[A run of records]
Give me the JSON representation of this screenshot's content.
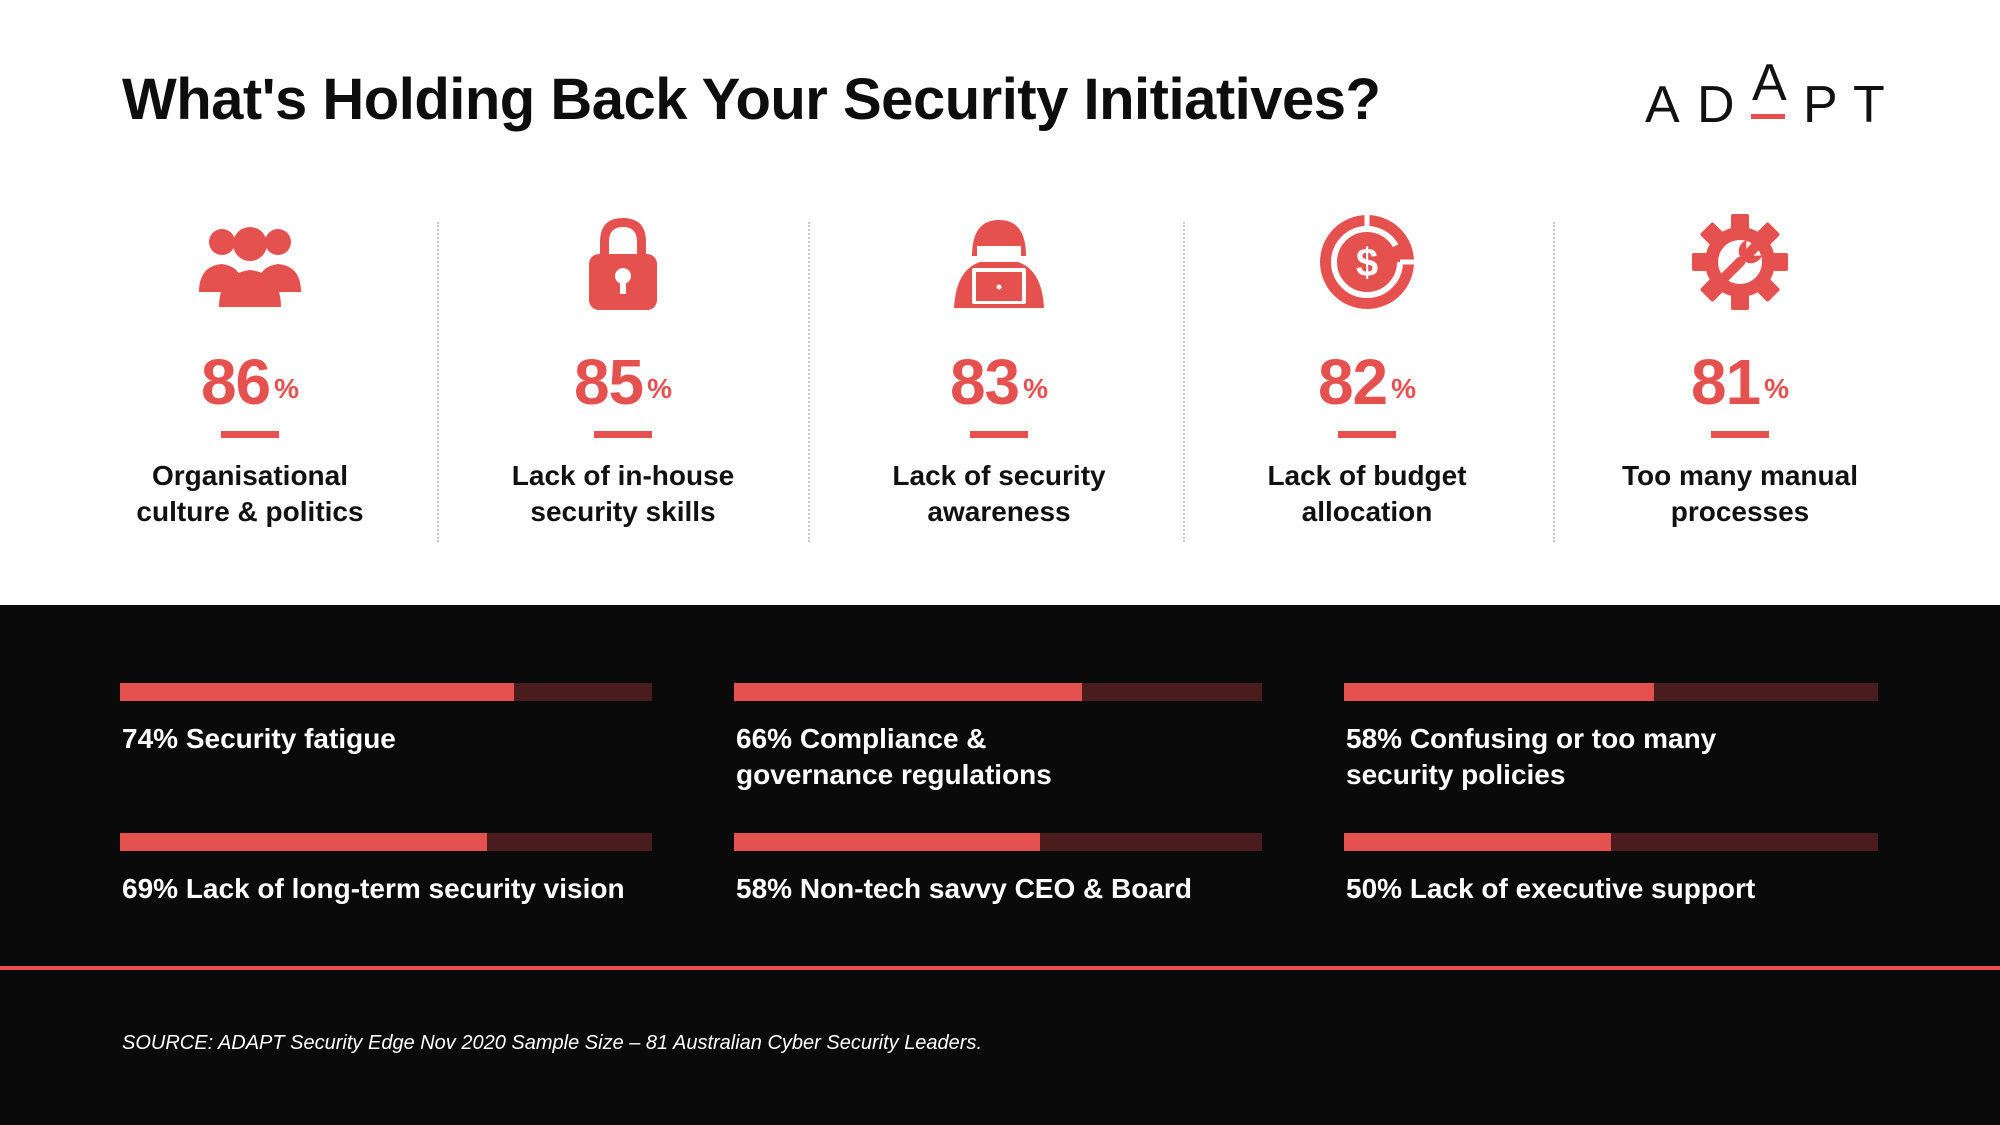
{
  "title": "What's Holding Back Your Security Initiatives?",
  "logo": {
    "letters": [
      "A",
      "D",
      "A",
      "P",
      "T"
    ],
    "accent_color": "#e4514f"
  },
  "colors": {
    "accent": "#e4514f",
    "track": "#4a1c1e",
    "dark_bg": "#0b0a0a"
  },
  "chart_data": [
    {
      "type": "table",
      "items": [
        {
          "value": 86,
          "unit": "%",
          "label": "Organisational\nculture & politics",
          "icon": "people-group-icon"
        },
        {
          "value": 85,
          "unit": "%",
          "label": "Lack of in-house\nsecurity skills",
          "icon": "padlock-icon"
        },
        {
          "value": 83,
          "unit": "%",
          "label": "Lack of security\nawareness",
          "icon": "hacker-laptop-icon"
        },
        {
          "value": 82,
          "unit": "%",
          "label": "Lack of budget\nallocation",
          "icon": "dollar-pie-icon"
        },
        {
          "value": 81,
          "unit": "%",
          "label": "Too many manual\nprocesses",
          "icon": "gear-wrench-icon"
        }
      ]
    },
    {
      "type": "bar",
      "ylim": [
        0,
        100
      ],
      "items": [
        {
          "value": 74,
          "label": "74% Security fatigue"
        },
        {
          "value": 66,
          "label": "66% Compliance &\ngovernance regulations"
        },
        {
          "value": 58,
          "label": "58% Confusing or too many\nsecurity policies"
        },
        {
          "value": 69,
          "label": "69% Lack of long-term security vision"
        },
        {
          "value": 58,
          "label": "58% Non-tech savvy CEO & Board"
        },
        {
          "value": 50,
          "label": "50% Lack of executive support"
        }
      ]
    }
  ],
  "source": "SOURCE: ADAPT Security Edge Nov 2020 Sample Size – 81 Australian Cyber Security Leaders."
}
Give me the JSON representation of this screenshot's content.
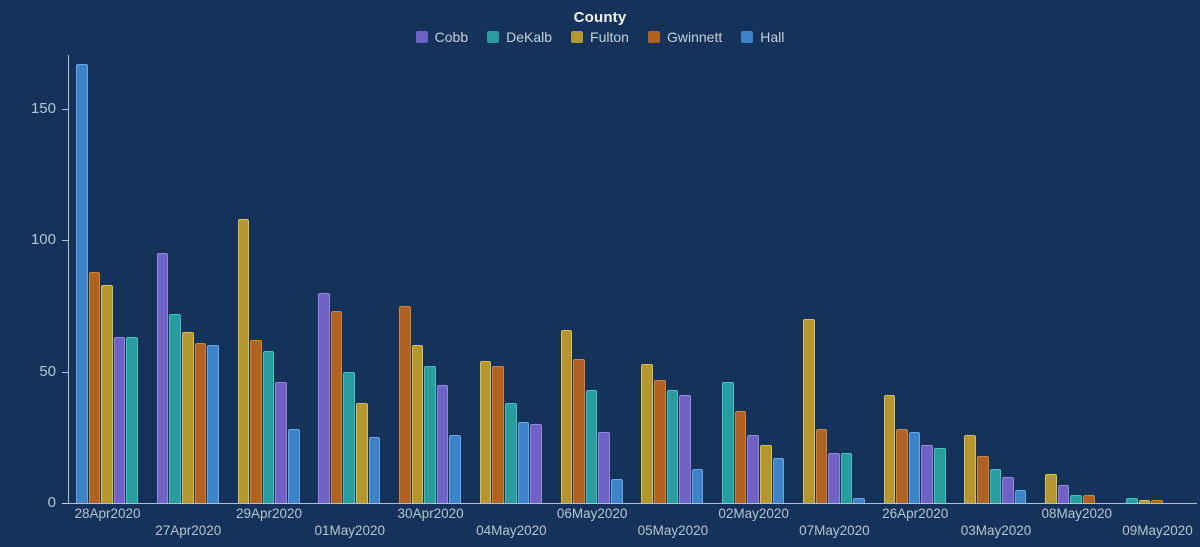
{
  "header": {
    "title": "County"
  },
  "colors": {
    "background": "#15335a",
    "axis": "#ced8e4",
    "tick_label": "#b7c3cf",
    "x_label": "#b7c3cf",
    "title": "#f2f6fa",
    "legend_label": "#c6d0da"
  },
  "chart_data": {
    "type": "bar",
    "title": "County",
    "xlabel": "",
    "ylabel": "",
    "grid": false,
    "legend_position": "top",
    "y_ticks": [
      0,
      50,
      100,
      150
    ],
    "ylim": [
      0,
      170
    ],
    "series": [
      {
        "name": "Cobb",
        "color": "#7061c5",
        "border": "#9588dd"
      },
      {
        "name": "DeKalb",
        "color": "#299d9e",
        "border": "#43c3c4"
      },
      {
        "name": "Fulton",
        "color": "#b4982f",
        "border": "#d9c253"
      },
      {
        "name": "Gwinnett",
        "color": "#b06222",
        "border": "#d1853b"
      },
      {
        "name": "Hall",
        "color": "#3c83c7",
        "border": "#66a9e6"
      }
    ],
    "groups": [
      {
        "label": "28Apr2020",
        "label_row": "upper",
        "bars": [
          {
            "series": "Hall",
            "value": 167
          },
          {
            "series": "Gwinnett",
            "value": 88
          },
          {
            "series": "Fulton",
            "value": 83
          },
          {
            "series": "Cobb",
            "value": 63
          },
          {
            "series": "DeKalb",
            "value": 63
          }
        ]
      },
      {
        "label": "27Apr2020",
        "label_row": "lower",
        "bars": [
          {
            "series": "Cobb",
            "value": 95
          },
          {
            "series": "DeKalb",
            "value": 72
          },
          {
            "series": "Fulton",
            "value": 65
          },
          {
            "series": "Gwinnett",
            "value": 61
          },
          {
            "series": "Hall",
            "value": 60
          }
        ]
      },
      {
        "label": "29Apr2020",
        "label_row": "upper",
        "bars": [
          {
            "series": "Fulton",
            "value": 108
          },
          {
            "series": "Gwinnett",
            "value": 62
          },
          {
            "series": "DeKalb",
            "value": 58
          },
          {
            "series": "Cobb",
            "value": 46
          },
          {
            "series": "Hall",
            "value": 28
          }
        ]
      },
      {
        "label": "01May2020",
        "label_row": "lower",
        "bars": [
          {
            "series": "Cobb",
            "value": 80
          },
          {
            "series": "Gwinnett",
            "value": 73
          },
          {
            "series": "DeKalb",
            "value": 50
          },
          {
            "series": "Fulton",
            "value": 38
          },
          {
            "series": "Hall",
            "value": 25
          }
        ]
      },
      {
        "label": "30Apr2020",
        "label_row": "upper",
        "bars": [
          {
            "series": "Gwinnett",
            "value": 75
          },
          {
            "series": "Fulton",
            "value": 60
          },
          {
            "series": "DeKalb",
            "value": 52
          },
          {
            "series": "Cobb",
            "value": 45
          },
          {
            "series": "Hall",
            "value": 26
          }
        ]
      },
      {
        "label": "04May2020",
        "label_row": "lower",
        "bars": [
          {
            "series": "Fulton",
            "value": 54
          },
          {
            "series": "Gwinnett",
            "value": 52
          },
          {
            "series": "DeKalb",
            "value": 38
          },
          {
            "series": "Hall",
            "value": 31
          },
          {
            "series": "Cobb",
            "value": 30
          }
        ]
      },
      {
        "label": "06May2020",
        "label_row": "upper",
        "bars": [
          {
            "series": "Fulton",
            "value": 66
          },
          {
            "series": "Gwinnett",
            "value": 55
          },
          {
            "series": "DeKalb",
            "value": 43
          },
          {
            "series": "Cobb",
            "value": 27
          },
          {
            "series": "Hall",
            "value": 9
          }
        ]
      },
      {
        "label": "05May2020",
        "label_row": "lower",
        "bars": [
          {
            "series": "Fulton",
            "value": 53
          },
          {
            "series": "Gwinnett",
            "value": 47
          },
          {
            "series": "DeKalb",
            "value": 43
          },
          {
            "series": "Cobb",
            "value": 41
          },
          {
            "series": "Hall",
            "value": 13
          }
        ]
      },
      {
        "label": "02May2020",
        "label_row": "upper",
        "bars": [
          {
            "series": "DeKalb",
            "value": 46
          },
          {
            "series": "Gwinnett",
            "value": 35
          },
          {
            "series": "Cobb",
            "value": 26
          },
          {
            "series": "Fulton",
            "value": 22
          },
          {
            "series": "Hall",
            "value": 17
          }
        ]
      },
      {
        "label": "07May2020",
        "label_row": "lower",
        "bars": [
          {
            "series": "Fulton",
            "value": 70
          },
          {
            "series": "Gwinnett",
            "value": 28
          },
          {
            "series": "Cobb",
            "value": 19
          },
          {
            "series": "DeKalb",
            "value": 19
          },
          {
            "series": "Hall",
            "value": 2
          }
        ]
      },
      {
        "label": "26Apr2020",
        "label_row": "upper",
        "bars": [
          {
            "series": "Fulton",
            "value": 41
          },
          {
            "series": "Gwinnett",
            "value": 28
          },
          {
            "series": "Hall",
            "value": 27
          },
          {
            "series": "Cobb",
            "value": 22
          },
          {
            "series": "DeKalb",
            "value": 21
          }
        ]
      },
      {
        "label": "03May2020",
        "label_row": "lower",
        "bars": [
          {
            "series": "Fulton",
            "value": 26
          },
          {
            "series": "Gwinnett",
            "value": 18
          },
          {
            "series": "DeKalb",
            "value": 13
          },
          {
            "series": "Cobb",
            "value": 10
          },
          {
            "series": "Hall",
            "value": 5
          }
        ]
      },
      {
        "label": "08May2020",
        "label_row": "upper",
        "bars": [
          {
            "series": "Fulton",
            "value": 11
          },
          {
            "series": "Cobb",
            "value": 7
          },
          {
            "series": "DeKalb",
            "value": 3
          },
          {
            "series": "Gwinnett",
            "value": 3
          }
        ]
      },
      {
        "label": "09May2020",
        "label_row": "lower",
        "bars": [
          {
            "series": "DeKalb",
            "value": 2
          },
          {
            "series": "Fulton",
            "value": 1
          },
          {
            "series": "Gwinnett",
            "value": 1
          }
        ]
      }
    ]
  }
}
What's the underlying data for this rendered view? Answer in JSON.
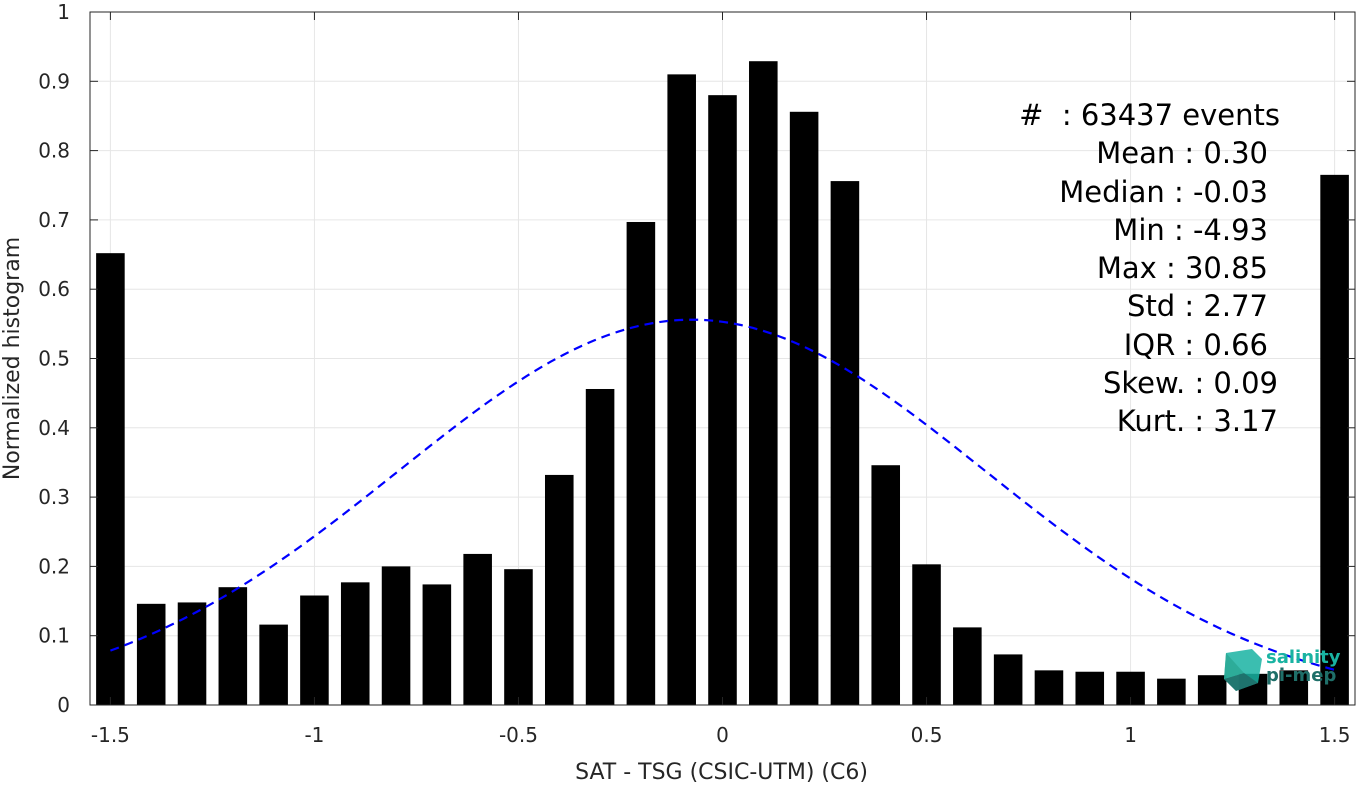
{
  "chart_data": {
    "type": "bar",
    "xlabel": "SAT - TSG (CSIC-UTM) (C6)",
    "ylabel": "Normalized histogram",
    "xlim": [
      -1.55,
      1.55
    ],
    "ylim": [
      0,
      1
    ],
    "grid": true,
    "x_ticks": [
      "-1.5",
      "-1",
      "-0.5",
      "0",
      "0.5",
      "1",
      "1.5"
    ],
    "x_tick_values": [
      -1.5,
      -1,
      -0.5,
      0,
      0.5,
      1,
      1.5
    ],
    "y_ticks": [
      "0",
      "0.1",
      "0.2",
      "0.3",
      "0.4",
      "0.5",
      "0.6",
      "0.7",
      "0.8",
      "0.9",
      "1"
    ],
    "y_tick_values": [
      0,
      0.1,
      0.2,
      0.3,
      0.4,
      0.5,
      0.6,
      0.7,
      0.8,
      0.9,
      1
    ],
    "bar_width": 0.07,
    "bars": {
      "x": [
        -1.5,
        -1.4,
        -1.3,
        -1.2,
        -1.1,
        -1.0,
        -0.9,
        -0.8,
        -0.7,
        -0.6,
        -0.5,
        -0.4,
        -0.3,
        -0.2,
        -0.1,
        0.0,
        0.1,
        0.2,
        0.3,
        0.4,
        0.5,
        0.6,
        0.7,
        0.8,
        0.9,
        1.0,
        1.1,
        1.2,
        1.3,
        1.4,
        1.5
      ],
      "values": [
        0.652,
        0.146,
        0.148,
        0.17,
        0.116,
        0.158,
        0.177,
        0.2,
        0.174,
        0.218,
        0.196,
        0.332,
        0.456,
        0.697,
        0.91,
        0.88,
        0.929,
        0.856,
        0.756,
        0.346,
        0.203,
        0.112,
        0.073,
        0.05,
        0.048,
        0.048,
        0.038,
        0.043,
        0.045,
        0.05,
        0.765
      ]
    },
    "fit_curve": {
      "style": "dashed",
      "color": "#0000ff",
      "mean": -0.075,
      "sigma": 0.72,
      "peak": 0.556,
      "x_range": [
        -1.5,
        1.5
      ]
    },
    "stats": [
      "#  : 63437 events",
      "Mean : 0.30",
      "Median : -0.03",
      "Min : -4.93",
      "Max : 30.85",
      "Std : 2.77",
      "IQR : 0.66",
      "Skew. : 0.09",
      "Kurt. : 3.17"
    ]
  },
  "logo": {
    "line1": "salinity",
    "line2": "pi-mep"
  },
  "colors": {
    "bar": "#000000",
    "grid": "#e6e6e6",
    "axis": "#262626",
    "fit": "#0000ff",
    "logo_light": "#19b3a2",
    "logo_dark": "#1f6f69"
  }
}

◆ **What is being asked**:
Find the word "many" in the data and show each line that holds it.

◆ **Response**:
          "label": "Too many manual\nprocesses",
          "label": "58% Confusing or too many\nsecurity policies"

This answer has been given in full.